> _GOAL_: Count the lines containing "circle" in the entries underneath, and state that count without anything else.

> _EXERCISE INPUT_:
☆ ☆ ☆ ☆ ☆
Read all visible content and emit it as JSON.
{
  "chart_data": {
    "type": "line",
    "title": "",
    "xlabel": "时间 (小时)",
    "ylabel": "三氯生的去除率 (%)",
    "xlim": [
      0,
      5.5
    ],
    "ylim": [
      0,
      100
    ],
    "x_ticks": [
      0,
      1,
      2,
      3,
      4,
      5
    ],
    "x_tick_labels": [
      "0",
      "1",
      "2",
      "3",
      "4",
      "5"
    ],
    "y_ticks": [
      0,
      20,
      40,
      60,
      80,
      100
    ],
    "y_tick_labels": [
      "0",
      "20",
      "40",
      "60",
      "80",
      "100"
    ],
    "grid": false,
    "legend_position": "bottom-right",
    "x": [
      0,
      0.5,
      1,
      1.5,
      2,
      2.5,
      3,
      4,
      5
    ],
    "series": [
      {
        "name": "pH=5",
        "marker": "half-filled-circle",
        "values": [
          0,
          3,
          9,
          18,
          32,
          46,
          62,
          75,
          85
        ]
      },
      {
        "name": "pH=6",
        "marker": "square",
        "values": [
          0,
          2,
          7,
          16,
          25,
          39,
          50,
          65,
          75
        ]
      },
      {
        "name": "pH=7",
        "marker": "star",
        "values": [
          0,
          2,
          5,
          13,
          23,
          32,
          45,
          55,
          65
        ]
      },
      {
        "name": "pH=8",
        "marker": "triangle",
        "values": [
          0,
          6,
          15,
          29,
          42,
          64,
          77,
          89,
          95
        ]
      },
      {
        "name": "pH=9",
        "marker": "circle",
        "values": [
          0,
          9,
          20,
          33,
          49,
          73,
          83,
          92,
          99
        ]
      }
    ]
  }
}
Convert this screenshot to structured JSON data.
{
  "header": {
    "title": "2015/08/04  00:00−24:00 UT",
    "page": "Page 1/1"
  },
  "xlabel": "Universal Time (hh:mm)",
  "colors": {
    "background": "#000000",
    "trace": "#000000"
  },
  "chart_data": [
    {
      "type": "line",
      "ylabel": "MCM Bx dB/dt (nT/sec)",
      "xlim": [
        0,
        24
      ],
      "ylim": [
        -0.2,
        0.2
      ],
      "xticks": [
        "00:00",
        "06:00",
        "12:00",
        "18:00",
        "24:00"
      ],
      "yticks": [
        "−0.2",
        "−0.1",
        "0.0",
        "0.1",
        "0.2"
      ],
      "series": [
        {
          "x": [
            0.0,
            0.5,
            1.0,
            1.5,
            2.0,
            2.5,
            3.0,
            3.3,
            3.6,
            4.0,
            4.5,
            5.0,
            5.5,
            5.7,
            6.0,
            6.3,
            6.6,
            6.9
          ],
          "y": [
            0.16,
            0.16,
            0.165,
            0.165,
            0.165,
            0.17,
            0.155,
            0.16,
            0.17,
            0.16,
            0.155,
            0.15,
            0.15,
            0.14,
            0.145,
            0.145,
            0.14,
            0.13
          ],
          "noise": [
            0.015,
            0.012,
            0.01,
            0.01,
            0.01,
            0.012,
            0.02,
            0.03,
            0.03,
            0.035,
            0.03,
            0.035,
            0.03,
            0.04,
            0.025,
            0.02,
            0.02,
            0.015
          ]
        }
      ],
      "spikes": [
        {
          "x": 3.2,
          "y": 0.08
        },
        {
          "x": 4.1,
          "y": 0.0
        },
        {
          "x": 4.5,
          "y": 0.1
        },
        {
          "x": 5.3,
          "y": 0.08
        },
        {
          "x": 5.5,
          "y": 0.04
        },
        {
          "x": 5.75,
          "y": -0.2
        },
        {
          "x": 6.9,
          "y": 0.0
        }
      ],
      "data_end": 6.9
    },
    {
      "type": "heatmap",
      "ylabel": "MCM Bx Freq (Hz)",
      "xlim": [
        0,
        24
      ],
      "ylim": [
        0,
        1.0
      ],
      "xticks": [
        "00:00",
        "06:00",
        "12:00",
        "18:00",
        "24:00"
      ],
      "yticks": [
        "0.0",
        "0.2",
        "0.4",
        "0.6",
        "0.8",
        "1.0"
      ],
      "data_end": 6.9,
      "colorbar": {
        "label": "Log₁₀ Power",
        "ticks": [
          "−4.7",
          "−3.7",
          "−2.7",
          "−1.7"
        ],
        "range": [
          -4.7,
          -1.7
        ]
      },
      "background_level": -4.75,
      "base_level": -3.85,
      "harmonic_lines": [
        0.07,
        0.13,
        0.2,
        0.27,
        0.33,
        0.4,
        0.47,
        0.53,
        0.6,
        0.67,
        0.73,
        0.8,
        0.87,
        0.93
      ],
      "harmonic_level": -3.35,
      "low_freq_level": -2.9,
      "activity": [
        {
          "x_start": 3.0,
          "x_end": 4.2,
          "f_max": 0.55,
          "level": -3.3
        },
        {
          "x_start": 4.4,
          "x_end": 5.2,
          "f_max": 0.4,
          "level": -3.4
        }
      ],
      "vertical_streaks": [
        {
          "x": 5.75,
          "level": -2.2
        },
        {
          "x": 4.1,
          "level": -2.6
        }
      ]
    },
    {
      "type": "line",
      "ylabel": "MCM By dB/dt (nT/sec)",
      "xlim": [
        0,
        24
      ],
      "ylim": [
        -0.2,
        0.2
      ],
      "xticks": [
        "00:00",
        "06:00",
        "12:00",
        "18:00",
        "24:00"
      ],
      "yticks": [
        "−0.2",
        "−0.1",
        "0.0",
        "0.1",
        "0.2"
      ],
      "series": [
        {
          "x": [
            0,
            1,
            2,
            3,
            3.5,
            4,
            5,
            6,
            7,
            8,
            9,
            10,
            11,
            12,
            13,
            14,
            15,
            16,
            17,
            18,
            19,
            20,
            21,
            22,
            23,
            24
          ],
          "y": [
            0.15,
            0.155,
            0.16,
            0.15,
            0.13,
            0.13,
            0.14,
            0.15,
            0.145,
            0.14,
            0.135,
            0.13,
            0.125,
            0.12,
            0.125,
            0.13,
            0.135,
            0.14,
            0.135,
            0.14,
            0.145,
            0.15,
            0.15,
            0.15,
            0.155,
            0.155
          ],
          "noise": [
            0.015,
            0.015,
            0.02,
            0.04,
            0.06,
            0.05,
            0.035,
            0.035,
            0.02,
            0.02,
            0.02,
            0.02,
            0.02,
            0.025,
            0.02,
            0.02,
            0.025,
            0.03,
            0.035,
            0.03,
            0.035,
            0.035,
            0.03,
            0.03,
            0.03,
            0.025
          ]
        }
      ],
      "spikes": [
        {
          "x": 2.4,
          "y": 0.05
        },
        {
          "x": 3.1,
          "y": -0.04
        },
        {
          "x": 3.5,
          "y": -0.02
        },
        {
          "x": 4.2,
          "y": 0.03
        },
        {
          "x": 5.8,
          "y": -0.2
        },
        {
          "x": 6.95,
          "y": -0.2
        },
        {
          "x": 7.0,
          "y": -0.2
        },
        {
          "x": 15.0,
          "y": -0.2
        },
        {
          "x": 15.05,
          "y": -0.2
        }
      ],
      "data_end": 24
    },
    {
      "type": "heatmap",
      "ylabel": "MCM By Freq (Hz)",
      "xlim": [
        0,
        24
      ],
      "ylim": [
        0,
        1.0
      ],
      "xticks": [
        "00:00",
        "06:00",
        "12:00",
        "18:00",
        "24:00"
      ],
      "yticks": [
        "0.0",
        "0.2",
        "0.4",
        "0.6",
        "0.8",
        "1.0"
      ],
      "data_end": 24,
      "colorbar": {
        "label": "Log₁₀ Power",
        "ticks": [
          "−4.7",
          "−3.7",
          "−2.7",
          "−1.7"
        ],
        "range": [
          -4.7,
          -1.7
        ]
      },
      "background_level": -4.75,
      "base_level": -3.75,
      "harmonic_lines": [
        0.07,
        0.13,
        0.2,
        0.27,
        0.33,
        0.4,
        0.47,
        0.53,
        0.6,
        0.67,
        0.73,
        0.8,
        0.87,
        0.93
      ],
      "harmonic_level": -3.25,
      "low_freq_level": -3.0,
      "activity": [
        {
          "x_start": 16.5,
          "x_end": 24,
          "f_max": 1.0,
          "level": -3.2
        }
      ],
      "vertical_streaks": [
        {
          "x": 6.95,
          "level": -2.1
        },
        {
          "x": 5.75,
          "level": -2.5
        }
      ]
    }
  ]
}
☆ ☆ ☆ ☆ ☆
> _RESULT OF THE EXERCISE_: 2